También sabemos cómo leía: lo dejó explicado en la página 901 de la primera edición inglesa (1939) de su Mein Kampf. Miraba primero el final del libro, luego ojeaba el medio y entonces —cuando se había formado una idea del contenido— atacaba la obra metódicamente, de principio a fin. Una idea de los temas literarios que discutía después de comida, nos la provee Hitler en conversaciones de sobremesa, una colección de sus pláticas compiladas por Martín Bormann durante la época de la campaña rusa. He aquí un ejemplo: "Imagínense, ¡en ningún país se representa tan mal a Shakespeare como en Inglaterra! Los ingleses aman la música, ¡pero es un amor no correspondido! Además, no tienen ningún pensador de genio".

A través de Rudolf Hess, con quien compartió una celda en la prisión de Landsberg, llegó a conocer las teorías sociales de Houston Stewart Chamberlain, el yerno de Richard Wagner. Fue en la celda de Landsberg donde concibió la redacción de un libro. Se lo dictó a Hess: es uno de los títulos más escalofriantes en la historia de la literatura.

Toda revolución, desde el Quijote, no solamente arranca de un libro, sino que arriba también al libro, a la redacción de un libro, recuento de las batallas de algún ingenioso hijo de algo. Cuando a nuestro Letrado le llegó, en la cárcel, el momento de escribir el suyo, escogió una consigna del Quijote de Braunau para darle título. Hoy sabemos que la utopía borgiana se parece mucho a las circulares de Isla de Pinos: pero nosotros hemos vivido realmente en la ruina circular que soñó nuestro hidalgo caprichoso.

● EXTRACTO DE DATOS

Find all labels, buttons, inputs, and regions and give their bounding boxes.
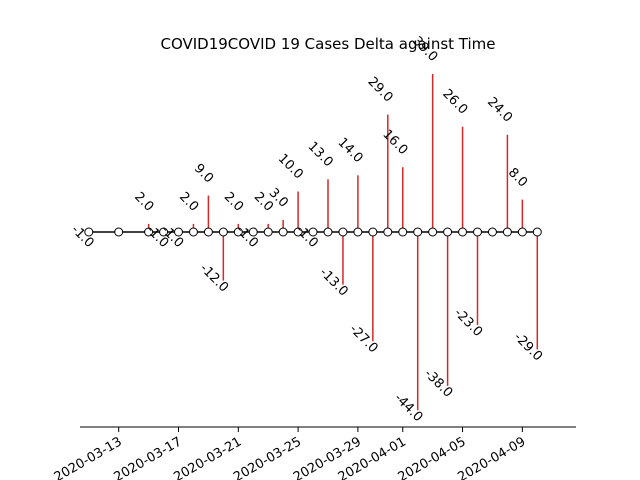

● INSTRUCCIONES
a) Transcribe del texto sobre Hitler y los libros el pasaje que va desde "A través de" hasta "de la literatura.".
b) Retoma el texto sobre Hitler y los libros y continúalo a partir de su última oración.
El material proviene de una fuente distinta a la del texto sobre Hitler y los libros.

● RESPUESTAS EN ORDEN
a)
A través de Rudolf Hess, con quien compartió una celda en la prisión de Landsberg, llegó a conocer las teorías sociales de Houston Stewart Chamberlain, el yerno de Richard Wagner. Fue en la celda de Landsberg donde concibió la redacción de un libro. Se lo dictó a Hess: es uno de los títulos más escalofriantes en la historia de la literatura.

b)
Tenemos pruebas de su gusto por la Historia; de su proverbial capacidad de memorización y retención de datos; de su monstruosa facilidad para la cita. Aún decrépito, en el período arturiano de la mesa redonda, puede manejar legajos y recortes, gazapos e intrigas con asombrosa destreza. Gustó siempre de la compañía de escribas que lo divirtieran, desde Hemingway hasta Sartre, desde García Márquez hasta José Saramago. El primero en poner en duda su sistema Dewey fue, casualmente, un poeta miope.

He aquí un axioma contrarrevolucionario: la realidad NO imita al Libro. Un librero psiquiatra tendría que hacerle repetir esta sentencia al Caudillo, en el manicomio a donde seguramente irá a parar cuando lleguemos a los capítulos culminantes. El barbero nos revelará entonces el contenido de su Biblioteca, esa cárcel profunda, donde los estantes están hechos para limitar y encerrar. ¡Ah, la biblioteca! ¡Lugar donde se exige silencio, y donde cada autor demanda que el otro sea silenciado!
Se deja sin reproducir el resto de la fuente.